## Your task
Every line below that includes the word "could" needs to be copied.
(Beginning of Material for this exercise)
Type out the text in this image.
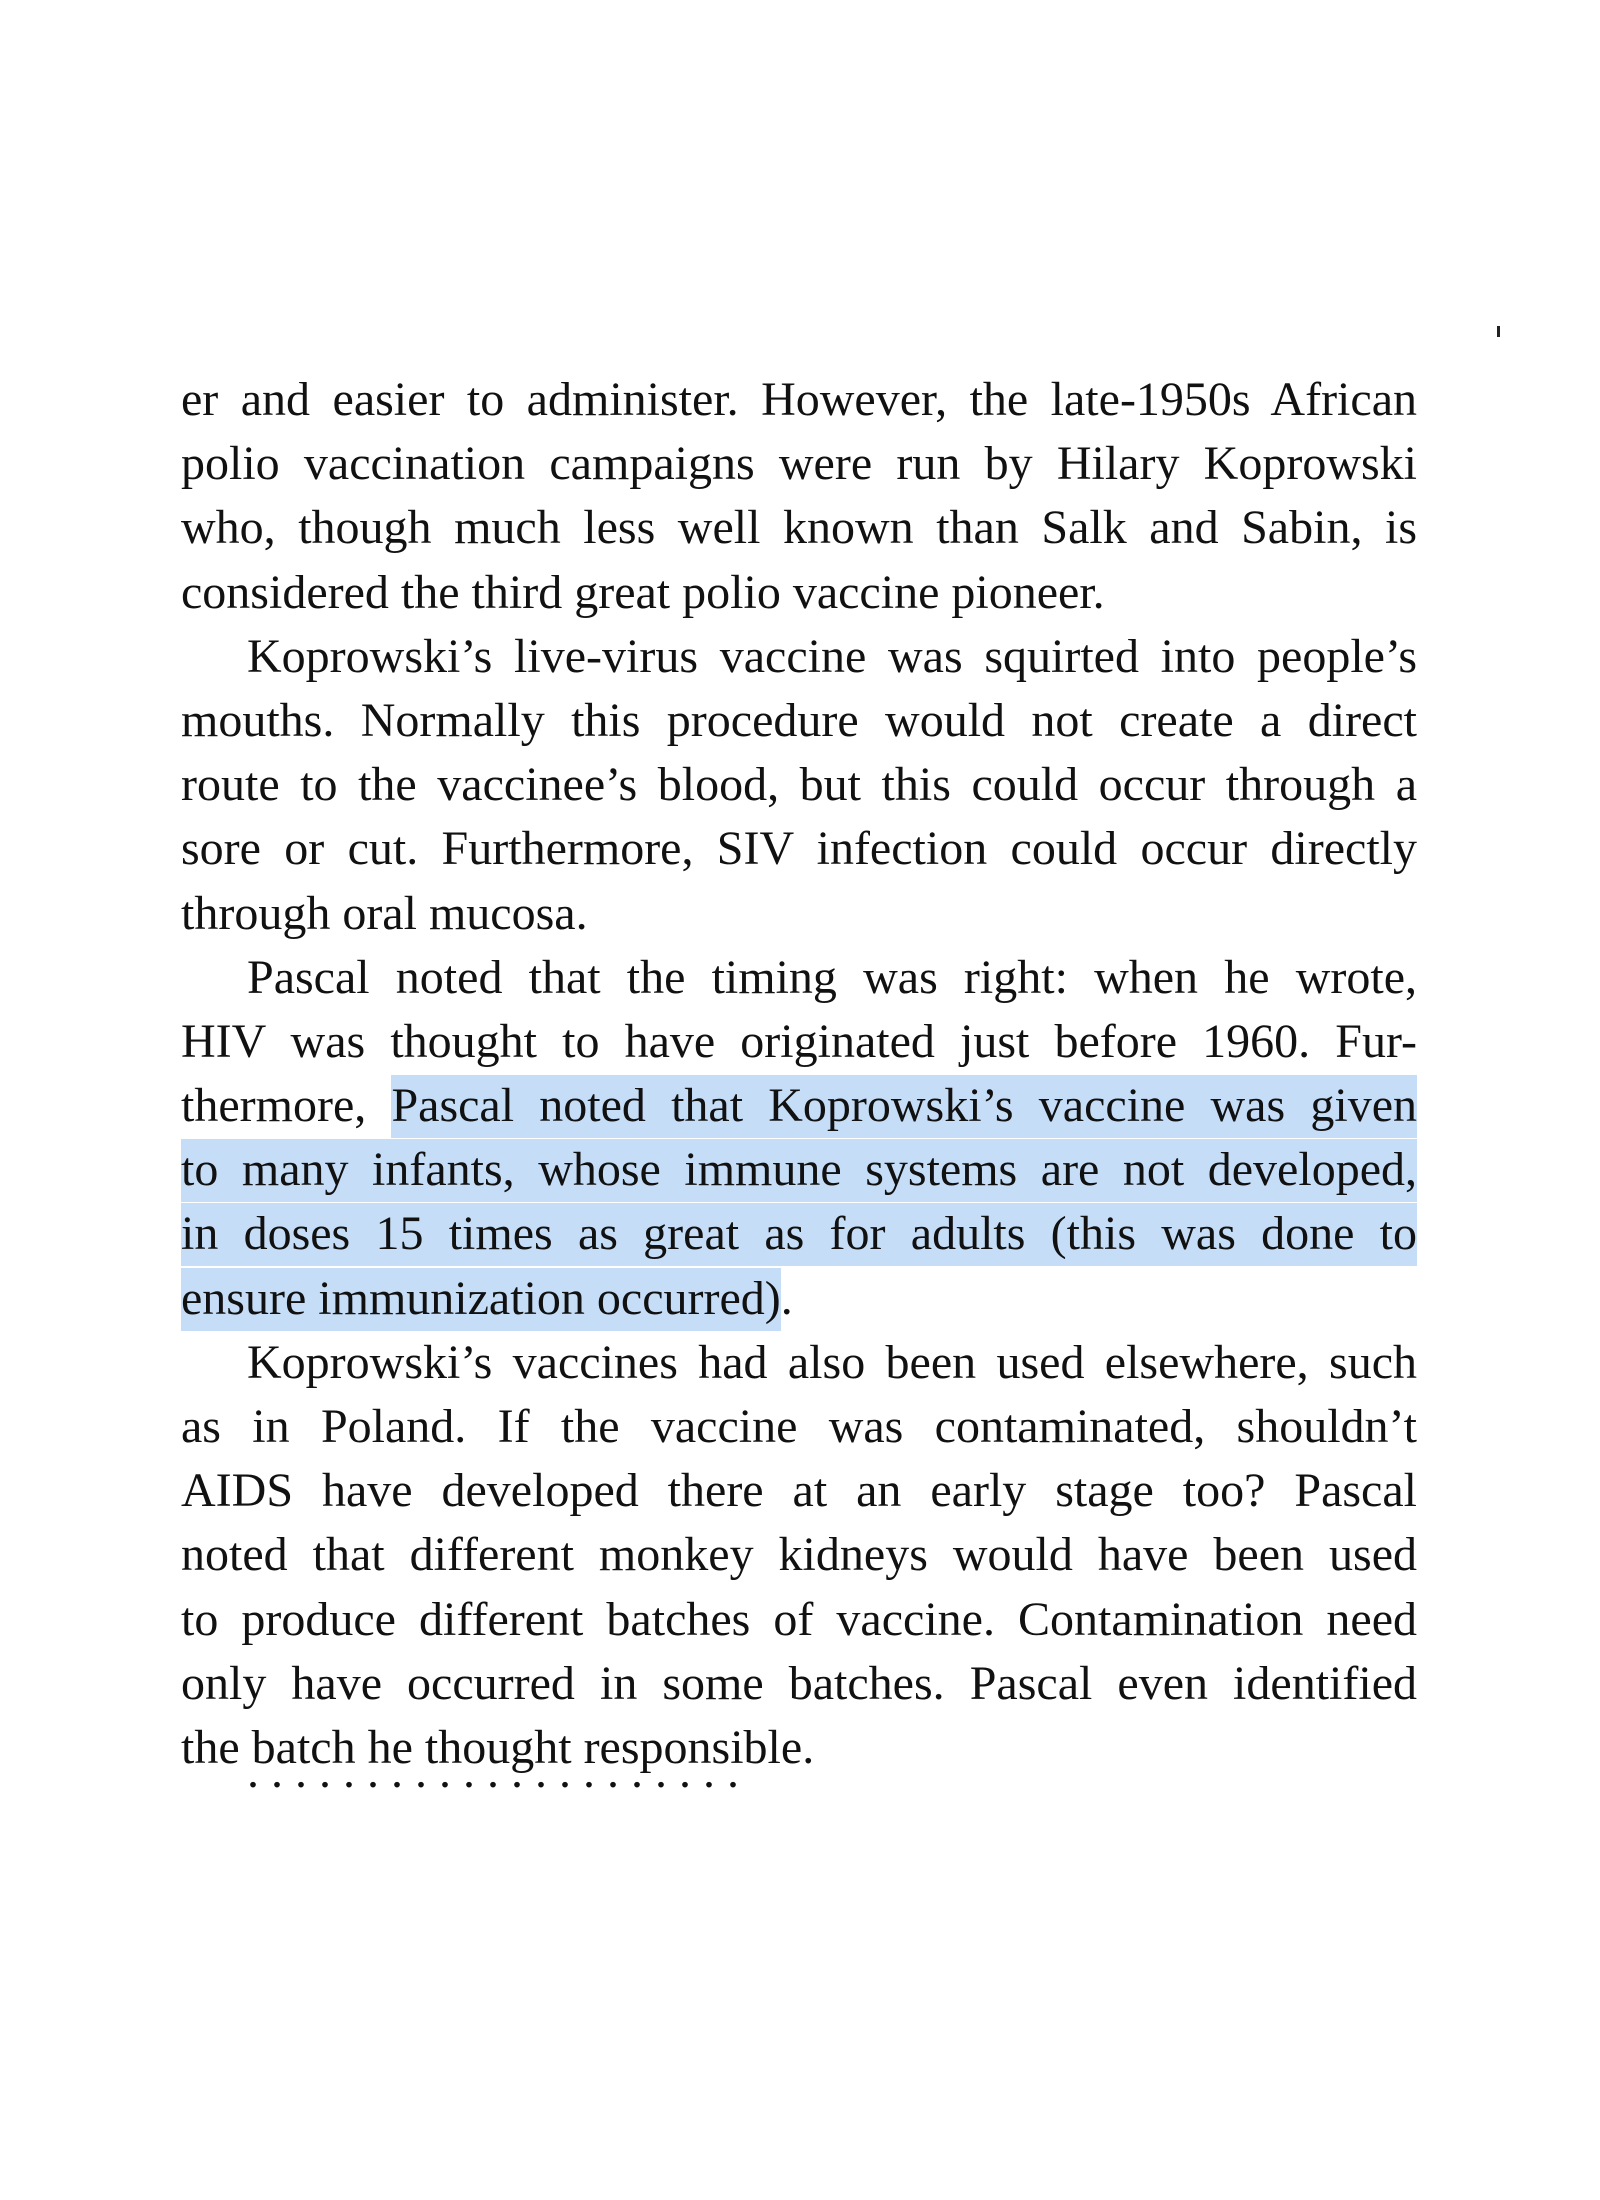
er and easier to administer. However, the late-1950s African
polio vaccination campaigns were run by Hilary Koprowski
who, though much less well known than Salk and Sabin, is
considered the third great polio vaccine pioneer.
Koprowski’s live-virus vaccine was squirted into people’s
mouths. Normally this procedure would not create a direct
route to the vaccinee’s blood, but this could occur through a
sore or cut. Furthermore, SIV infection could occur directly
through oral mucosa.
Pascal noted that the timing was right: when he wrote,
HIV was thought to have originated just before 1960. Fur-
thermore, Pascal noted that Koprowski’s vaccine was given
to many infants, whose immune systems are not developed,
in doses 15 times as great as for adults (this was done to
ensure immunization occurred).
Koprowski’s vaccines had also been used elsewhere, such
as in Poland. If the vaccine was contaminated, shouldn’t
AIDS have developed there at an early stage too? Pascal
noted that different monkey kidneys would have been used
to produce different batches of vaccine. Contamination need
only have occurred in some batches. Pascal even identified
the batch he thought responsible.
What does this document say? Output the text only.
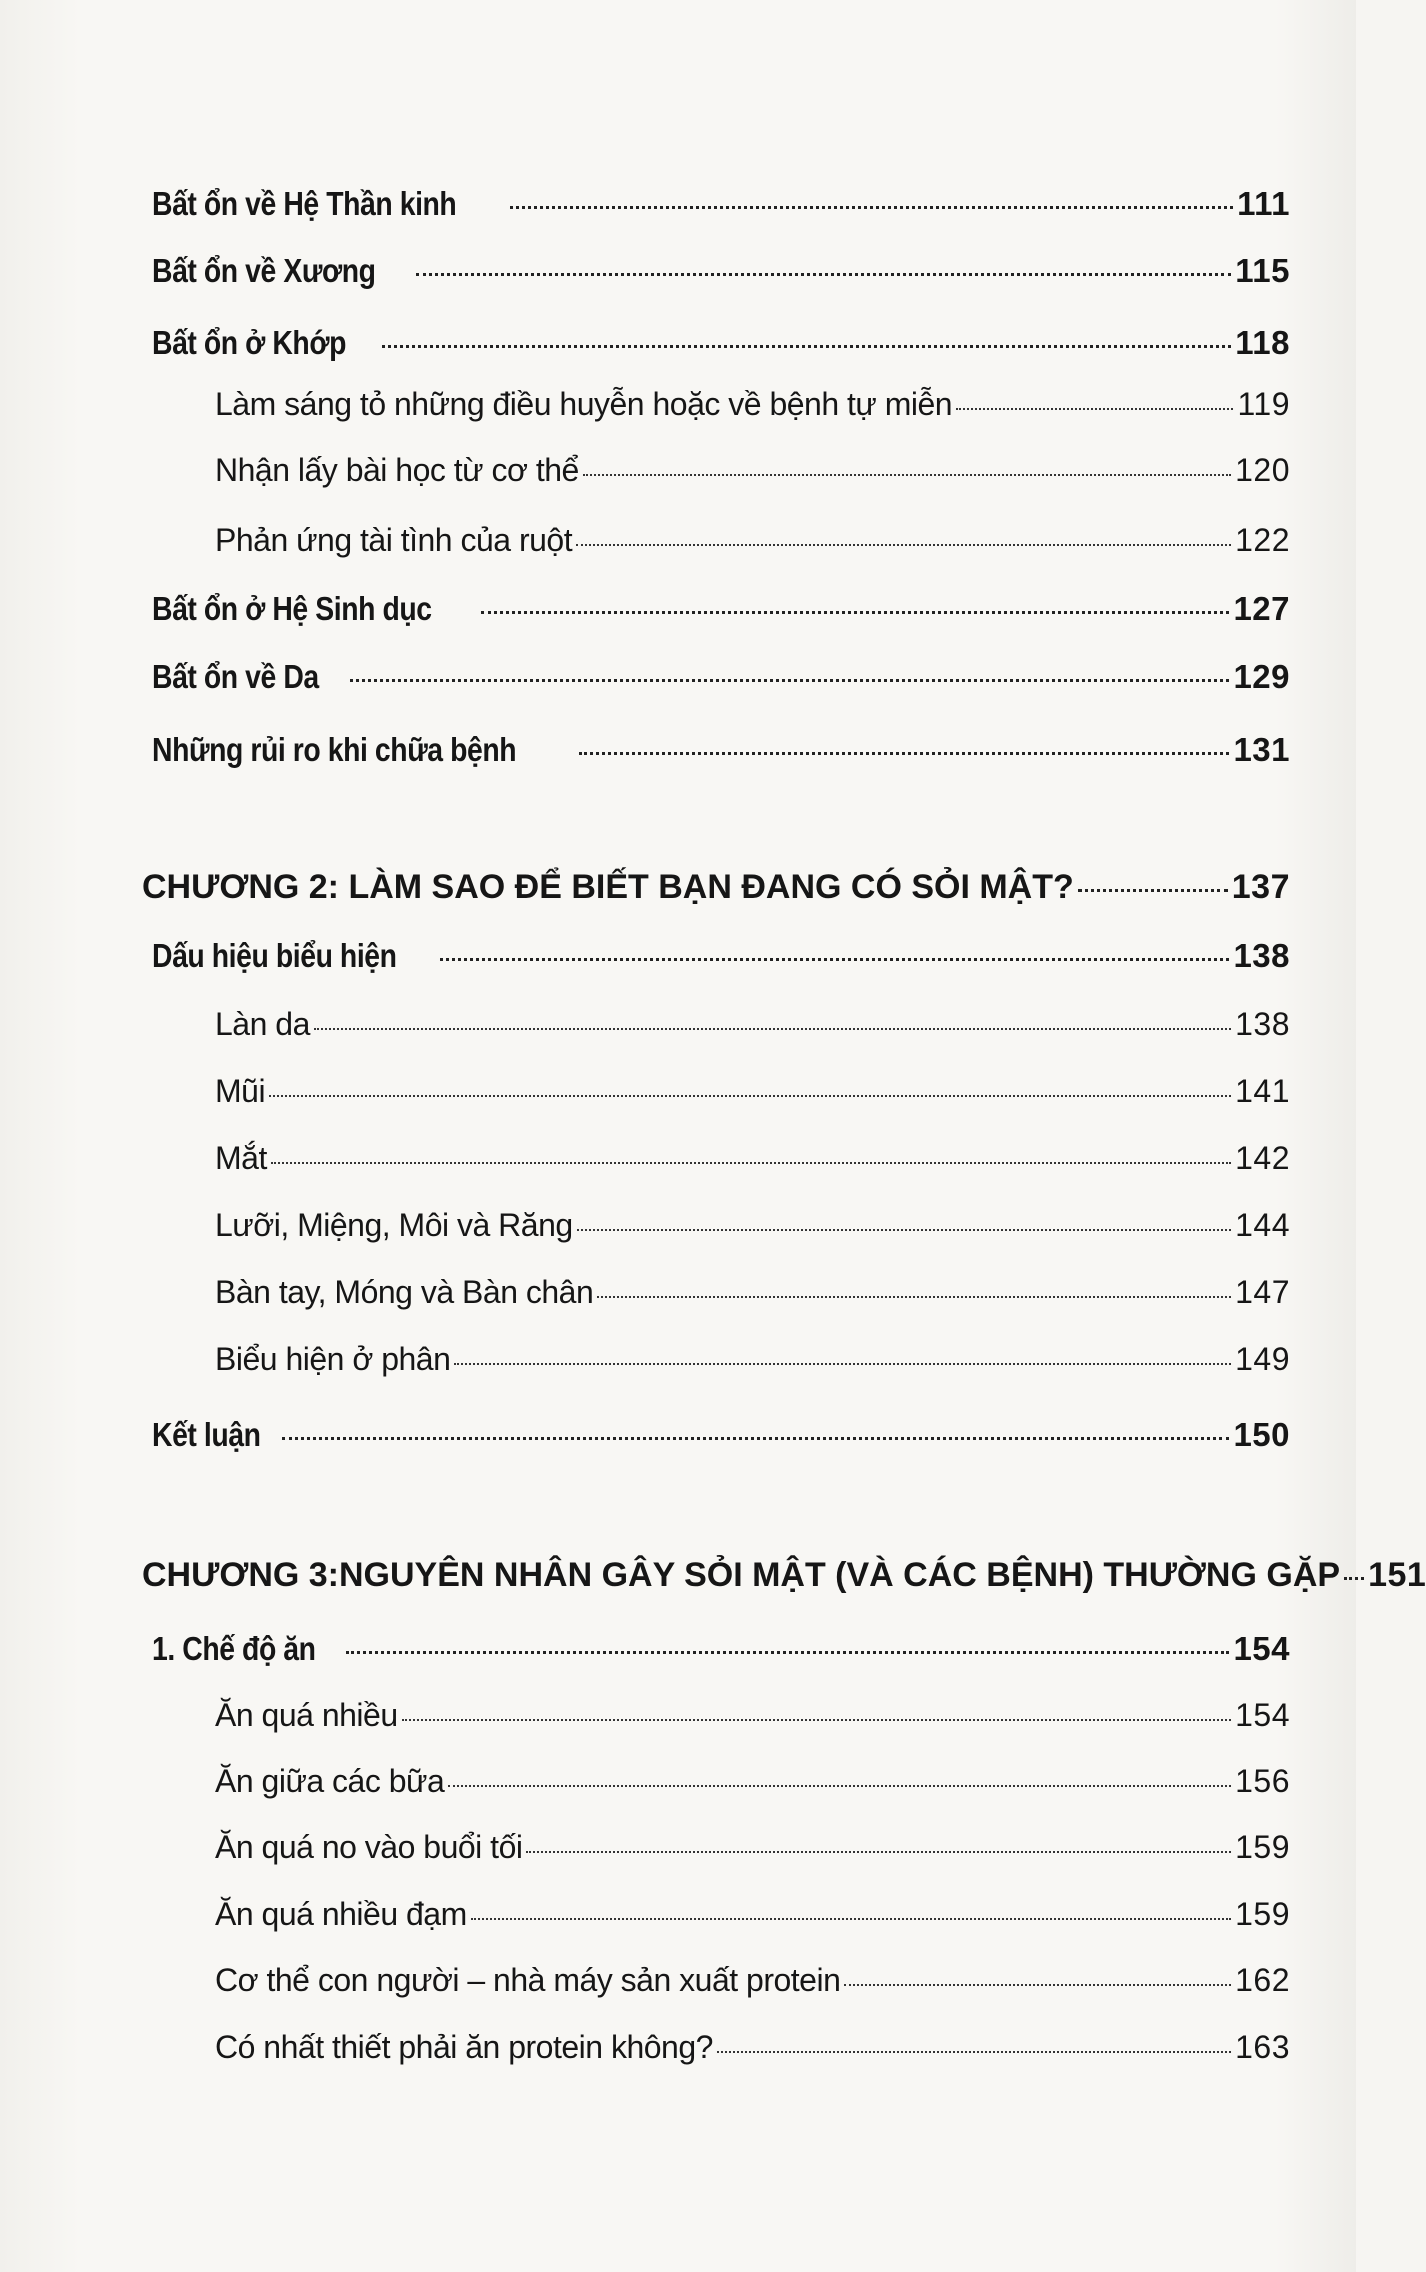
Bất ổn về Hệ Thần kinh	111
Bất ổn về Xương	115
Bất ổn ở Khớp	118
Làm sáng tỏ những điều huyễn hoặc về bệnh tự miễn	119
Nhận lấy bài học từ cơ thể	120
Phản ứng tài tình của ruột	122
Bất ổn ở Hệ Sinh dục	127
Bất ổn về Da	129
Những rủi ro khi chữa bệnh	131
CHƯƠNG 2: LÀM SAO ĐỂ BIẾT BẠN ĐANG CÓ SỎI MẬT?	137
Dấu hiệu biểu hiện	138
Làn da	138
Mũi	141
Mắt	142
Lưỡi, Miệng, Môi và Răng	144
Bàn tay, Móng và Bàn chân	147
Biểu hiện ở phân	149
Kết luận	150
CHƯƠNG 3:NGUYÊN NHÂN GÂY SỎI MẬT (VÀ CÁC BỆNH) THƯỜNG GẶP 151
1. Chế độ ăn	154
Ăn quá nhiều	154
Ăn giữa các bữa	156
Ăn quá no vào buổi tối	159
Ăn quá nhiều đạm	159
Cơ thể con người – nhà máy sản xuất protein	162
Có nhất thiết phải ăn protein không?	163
(End of Material for this exercise)
## Exercise answer
route to the vaccinee’s blood, but this could occur through a
sore or cut. Furthermore, SIV infection could occur directly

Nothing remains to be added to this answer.